> _Problem description_
Write every entry out again exactly, please, and skip the pictures.

Data excerpts
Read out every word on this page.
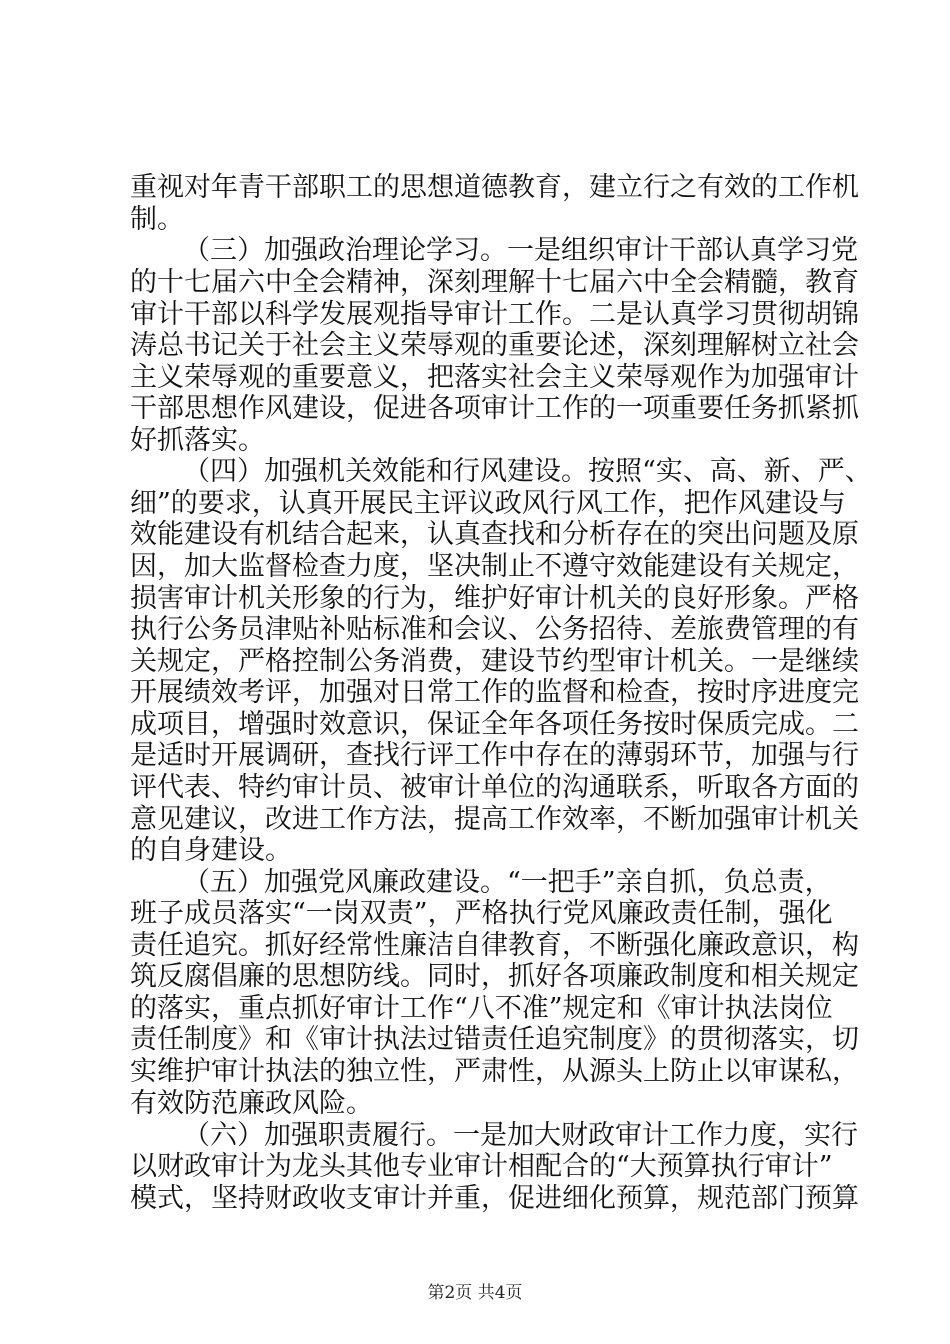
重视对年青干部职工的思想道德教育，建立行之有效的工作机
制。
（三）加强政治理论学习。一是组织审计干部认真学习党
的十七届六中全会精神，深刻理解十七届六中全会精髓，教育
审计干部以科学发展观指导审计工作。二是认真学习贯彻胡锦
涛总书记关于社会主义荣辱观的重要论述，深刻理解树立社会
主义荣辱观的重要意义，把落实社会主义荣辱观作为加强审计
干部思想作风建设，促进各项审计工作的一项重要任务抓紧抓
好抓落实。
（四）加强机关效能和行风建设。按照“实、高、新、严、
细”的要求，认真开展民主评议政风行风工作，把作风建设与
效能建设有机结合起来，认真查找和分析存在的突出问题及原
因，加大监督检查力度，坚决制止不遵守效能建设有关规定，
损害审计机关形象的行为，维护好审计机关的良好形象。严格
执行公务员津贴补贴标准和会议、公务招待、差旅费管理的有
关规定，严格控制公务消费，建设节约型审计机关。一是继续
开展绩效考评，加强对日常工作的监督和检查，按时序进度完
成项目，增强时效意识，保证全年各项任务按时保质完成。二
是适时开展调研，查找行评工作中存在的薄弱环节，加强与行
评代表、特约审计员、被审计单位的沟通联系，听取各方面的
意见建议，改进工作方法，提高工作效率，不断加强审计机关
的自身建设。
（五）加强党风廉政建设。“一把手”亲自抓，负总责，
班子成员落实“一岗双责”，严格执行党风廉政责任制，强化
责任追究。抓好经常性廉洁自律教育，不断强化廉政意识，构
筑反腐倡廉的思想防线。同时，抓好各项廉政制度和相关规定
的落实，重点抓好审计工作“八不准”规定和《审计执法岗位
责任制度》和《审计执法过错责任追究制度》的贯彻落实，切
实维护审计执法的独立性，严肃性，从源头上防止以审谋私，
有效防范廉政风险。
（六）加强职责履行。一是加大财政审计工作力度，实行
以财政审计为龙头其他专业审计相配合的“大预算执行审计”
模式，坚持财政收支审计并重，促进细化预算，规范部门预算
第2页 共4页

> _Solved problem_
Read out every word on this page.
重视对年青干部职工的思想道德教育，建立行之有效的工作机
制。
（三）加强政治理论学习。一是组织审计干部认真学习党
的十七届六中全会精神，深刻理解十七届六中全会精髓，教育
审计干部以科学发展观指导审计工作。二是认真学习贯彻胡锦
涛总书记关于社会主义荣辱观的重要论述，深刻理解树立社会
主义荣辱观的重要意义，把落实社会主义荣辱观作为加强审计
干部思想作风建设，促进各项审计工作的一项重要任务抓紧抓
好抓落实。
（四）加强机关效能和行风建设。按照“实、高、新、严、
细”的要求，认真开展民主评议政风行风工作，把作风建设与
效能建设有机结合起来，认真查找和分析存在的突出问题及原
因，加大监督检查力度，坚决制止不遵守效能建设有关规定，
损害审计机关形象的行为，维护好审计机关的良好形象。严格
执行公务员津贴补贴标准和会议、公务招待、差旅费管理的有
关规定，严格控制公务消费，建设节约型审计机关。一是继续
开展绩效考评，加强对日常工作的监督和检查，按时序进度完
成项目，增强时效意识，保证全年各项任务按时保质完成。二
是适时开展调研，查找行评工作中存在的薄弱环节，加强与行
评代表、特约审计员、被审计单位的沟通联系，听取各方面的
意见建议，改进工作方法，提高工作效率，不断加强审计机关
的自身建设。
（五）加强党风廉政建设。“一把手”亲自抓，负总责，
班子成员落实“一岗双责”，严格执行党风廉政责任制，强化
责任追究。抓好经常性廉洁自律教育，不断强化廉政意识，构
筑反腐倡廉的思想防线。同时，抓好各项廉政制度和相关规定
的落实，重点抓好审计工作“八不准”规定和《审计执法岗位
责任制度》和《审计执法过错责任追究制度》的贯彻落实，切
实维护审计执法的独立性，严肃性，从源头上防止以审谋私，
有效防范廉政风险。
（六）加强职责履行。一是加大财政审计工作力度，实行
以财政审计为龙头其他专业审计相配合的“大预算执行审计”
模式，坚持财政收支审计并重，促进细化预算，规范部门预算
第2页 共4页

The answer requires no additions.